§ **TASK DATA**

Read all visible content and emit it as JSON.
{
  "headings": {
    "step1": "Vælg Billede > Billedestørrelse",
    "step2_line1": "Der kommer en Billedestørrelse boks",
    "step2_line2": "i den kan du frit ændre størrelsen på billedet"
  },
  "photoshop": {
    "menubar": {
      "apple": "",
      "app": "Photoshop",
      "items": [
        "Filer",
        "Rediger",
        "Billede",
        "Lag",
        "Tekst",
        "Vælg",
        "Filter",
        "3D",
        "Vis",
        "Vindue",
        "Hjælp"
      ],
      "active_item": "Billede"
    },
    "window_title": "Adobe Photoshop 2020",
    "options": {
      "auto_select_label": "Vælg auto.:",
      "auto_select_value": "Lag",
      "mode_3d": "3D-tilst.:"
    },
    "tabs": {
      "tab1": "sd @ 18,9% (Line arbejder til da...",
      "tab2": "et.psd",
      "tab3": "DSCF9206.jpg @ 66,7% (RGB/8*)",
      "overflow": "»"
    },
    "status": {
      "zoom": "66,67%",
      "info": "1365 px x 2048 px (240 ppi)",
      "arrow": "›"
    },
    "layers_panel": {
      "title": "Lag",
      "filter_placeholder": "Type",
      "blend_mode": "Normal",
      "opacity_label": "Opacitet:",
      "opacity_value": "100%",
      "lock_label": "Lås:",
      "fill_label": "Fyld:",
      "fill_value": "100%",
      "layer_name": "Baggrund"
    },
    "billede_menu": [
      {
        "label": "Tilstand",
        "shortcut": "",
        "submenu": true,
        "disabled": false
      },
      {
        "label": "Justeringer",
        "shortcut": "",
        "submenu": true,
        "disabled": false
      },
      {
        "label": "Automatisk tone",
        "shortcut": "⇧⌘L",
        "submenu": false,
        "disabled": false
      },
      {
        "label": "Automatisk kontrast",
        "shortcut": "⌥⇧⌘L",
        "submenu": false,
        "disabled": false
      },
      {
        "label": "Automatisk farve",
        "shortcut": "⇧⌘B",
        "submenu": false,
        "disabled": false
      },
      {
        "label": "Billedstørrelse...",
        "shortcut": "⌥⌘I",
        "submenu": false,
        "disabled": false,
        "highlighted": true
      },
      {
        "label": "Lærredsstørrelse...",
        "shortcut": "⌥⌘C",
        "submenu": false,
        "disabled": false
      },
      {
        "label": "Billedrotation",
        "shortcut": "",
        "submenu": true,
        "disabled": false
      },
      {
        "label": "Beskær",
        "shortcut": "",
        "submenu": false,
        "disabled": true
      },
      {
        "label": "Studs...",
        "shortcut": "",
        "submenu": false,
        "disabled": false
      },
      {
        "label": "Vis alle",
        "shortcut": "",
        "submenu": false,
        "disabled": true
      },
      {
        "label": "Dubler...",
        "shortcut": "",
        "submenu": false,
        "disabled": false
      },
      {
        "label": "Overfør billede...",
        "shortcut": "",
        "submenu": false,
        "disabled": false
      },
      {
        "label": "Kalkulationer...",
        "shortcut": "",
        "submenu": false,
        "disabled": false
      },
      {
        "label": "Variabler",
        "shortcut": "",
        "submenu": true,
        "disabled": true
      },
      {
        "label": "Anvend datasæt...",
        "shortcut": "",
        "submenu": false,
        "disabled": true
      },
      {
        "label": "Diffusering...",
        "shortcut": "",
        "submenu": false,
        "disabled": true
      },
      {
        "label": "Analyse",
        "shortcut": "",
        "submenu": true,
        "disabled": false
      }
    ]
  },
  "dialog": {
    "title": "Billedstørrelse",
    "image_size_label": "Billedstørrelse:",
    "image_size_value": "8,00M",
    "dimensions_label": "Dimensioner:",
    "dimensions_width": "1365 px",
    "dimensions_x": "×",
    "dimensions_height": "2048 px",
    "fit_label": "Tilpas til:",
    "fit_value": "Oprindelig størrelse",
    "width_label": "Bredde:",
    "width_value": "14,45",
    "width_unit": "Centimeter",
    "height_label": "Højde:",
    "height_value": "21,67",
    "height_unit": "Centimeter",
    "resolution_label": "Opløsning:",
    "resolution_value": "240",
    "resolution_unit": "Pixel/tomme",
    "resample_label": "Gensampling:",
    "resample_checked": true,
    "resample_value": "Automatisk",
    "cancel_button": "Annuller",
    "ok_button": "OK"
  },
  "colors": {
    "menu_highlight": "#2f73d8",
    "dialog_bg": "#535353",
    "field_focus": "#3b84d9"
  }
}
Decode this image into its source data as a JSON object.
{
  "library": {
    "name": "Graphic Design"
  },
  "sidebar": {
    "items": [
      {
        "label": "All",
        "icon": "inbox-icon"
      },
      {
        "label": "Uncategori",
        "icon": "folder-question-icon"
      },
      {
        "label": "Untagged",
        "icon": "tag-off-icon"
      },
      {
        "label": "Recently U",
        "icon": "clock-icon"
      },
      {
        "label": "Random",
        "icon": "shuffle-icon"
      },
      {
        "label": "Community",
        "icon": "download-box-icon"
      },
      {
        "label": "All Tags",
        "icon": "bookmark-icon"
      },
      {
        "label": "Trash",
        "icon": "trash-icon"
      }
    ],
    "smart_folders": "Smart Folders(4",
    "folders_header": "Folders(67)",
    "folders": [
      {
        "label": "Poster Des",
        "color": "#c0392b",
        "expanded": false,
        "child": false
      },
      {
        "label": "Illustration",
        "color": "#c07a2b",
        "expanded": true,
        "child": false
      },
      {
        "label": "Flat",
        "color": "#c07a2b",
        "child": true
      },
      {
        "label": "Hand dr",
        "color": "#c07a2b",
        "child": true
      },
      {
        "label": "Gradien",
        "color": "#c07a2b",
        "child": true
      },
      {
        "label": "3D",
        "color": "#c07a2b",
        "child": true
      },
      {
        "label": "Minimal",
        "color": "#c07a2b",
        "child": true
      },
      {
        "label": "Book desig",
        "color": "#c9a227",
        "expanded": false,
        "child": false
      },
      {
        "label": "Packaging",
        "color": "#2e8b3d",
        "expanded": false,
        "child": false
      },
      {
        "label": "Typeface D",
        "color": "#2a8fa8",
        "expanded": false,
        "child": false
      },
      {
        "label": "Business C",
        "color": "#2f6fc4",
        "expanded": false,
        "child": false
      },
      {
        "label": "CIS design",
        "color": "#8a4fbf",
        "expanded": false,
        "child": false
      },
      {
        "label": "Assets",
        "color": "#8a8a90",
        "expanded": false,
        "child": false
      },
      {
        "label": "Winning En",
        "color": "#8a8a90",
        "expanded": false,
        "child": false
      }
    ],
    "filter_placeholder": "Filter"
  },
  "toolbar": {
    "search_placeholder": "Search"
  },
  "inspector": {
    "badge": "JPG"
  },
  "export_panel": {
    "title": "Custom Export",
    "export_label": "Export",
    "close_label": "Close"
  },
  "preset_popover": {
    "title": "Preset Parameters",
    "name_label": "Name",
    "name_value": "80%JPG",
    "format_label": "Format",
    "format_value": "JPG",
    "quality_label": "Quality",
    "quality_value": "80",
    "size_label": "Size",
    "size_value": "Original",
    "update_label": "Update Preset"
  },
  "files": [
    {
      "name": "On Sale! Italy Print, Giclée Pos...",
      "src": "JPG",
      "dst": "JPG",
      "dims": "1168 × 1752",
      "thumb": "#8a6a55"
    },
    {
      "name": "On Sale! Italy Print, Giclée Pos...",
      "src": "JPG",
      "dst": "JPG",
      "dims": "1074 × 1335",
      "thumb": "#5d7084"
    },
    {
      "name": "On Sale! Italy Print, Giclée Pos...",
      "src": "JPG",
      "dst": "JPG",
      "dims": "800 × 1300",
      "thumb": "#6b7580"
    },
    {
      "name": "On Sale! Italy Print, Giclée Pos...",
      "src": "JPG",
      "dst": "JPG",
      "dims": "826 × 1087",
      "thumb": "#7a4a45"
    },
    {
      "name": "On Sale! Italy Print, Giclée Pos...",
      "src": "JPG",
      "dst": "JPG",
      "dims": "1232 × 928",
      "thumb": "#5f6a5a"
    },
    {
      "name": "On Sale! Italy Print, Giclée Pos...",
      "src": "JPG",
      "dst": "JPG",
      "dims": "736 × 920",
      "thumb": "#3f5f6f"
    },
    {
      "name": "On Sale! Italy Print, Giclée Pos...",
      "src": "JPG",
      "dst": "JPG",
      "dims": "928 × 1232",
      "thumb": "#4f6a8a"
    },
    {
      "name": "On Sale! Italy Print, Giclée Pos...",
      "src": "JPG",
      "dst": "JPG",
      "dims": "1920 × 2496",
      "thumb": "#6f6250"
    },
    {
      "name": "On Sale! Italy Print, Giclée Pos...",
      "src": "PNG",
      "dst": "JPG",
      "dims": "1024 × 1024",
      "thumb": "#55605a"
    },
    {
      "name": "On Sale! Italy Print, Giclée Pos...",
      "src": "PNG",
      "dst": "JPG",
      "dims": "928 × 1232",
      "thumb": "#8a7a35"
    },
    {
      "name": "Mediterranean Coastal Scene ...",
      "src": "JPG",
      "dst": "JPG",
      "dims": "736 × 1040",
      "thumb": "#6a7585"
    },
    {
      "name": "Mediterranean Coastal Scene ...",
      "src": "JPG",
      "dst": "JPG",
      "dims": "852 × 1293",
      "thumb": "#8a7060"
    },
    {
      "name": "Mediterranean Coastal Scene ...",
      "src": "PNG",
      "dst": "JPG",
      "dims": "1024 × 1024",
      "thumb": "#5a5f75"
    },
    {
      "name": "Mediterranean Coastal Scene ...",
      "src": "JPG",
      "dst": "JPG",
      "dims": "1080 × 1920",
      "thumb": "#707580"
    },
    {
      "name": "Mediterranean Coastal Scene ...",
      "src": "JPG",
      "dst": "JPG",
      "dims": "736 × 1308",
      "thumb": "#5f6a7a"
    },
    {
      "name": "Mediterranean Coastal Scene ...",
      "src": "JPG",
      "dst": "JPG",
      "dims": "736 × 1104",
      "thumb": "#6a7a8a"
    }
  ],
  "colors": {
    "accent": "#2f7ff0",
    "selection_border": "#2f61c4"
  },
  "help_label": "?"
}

§ **WRITTEN EXERCISE**
Wherever a line in the data above holds "Centimeter", copy that line.

§ **EXPECTED OUTPUT**
    "width_unit": "Centimeter",
    "height_unit": "Centimeter",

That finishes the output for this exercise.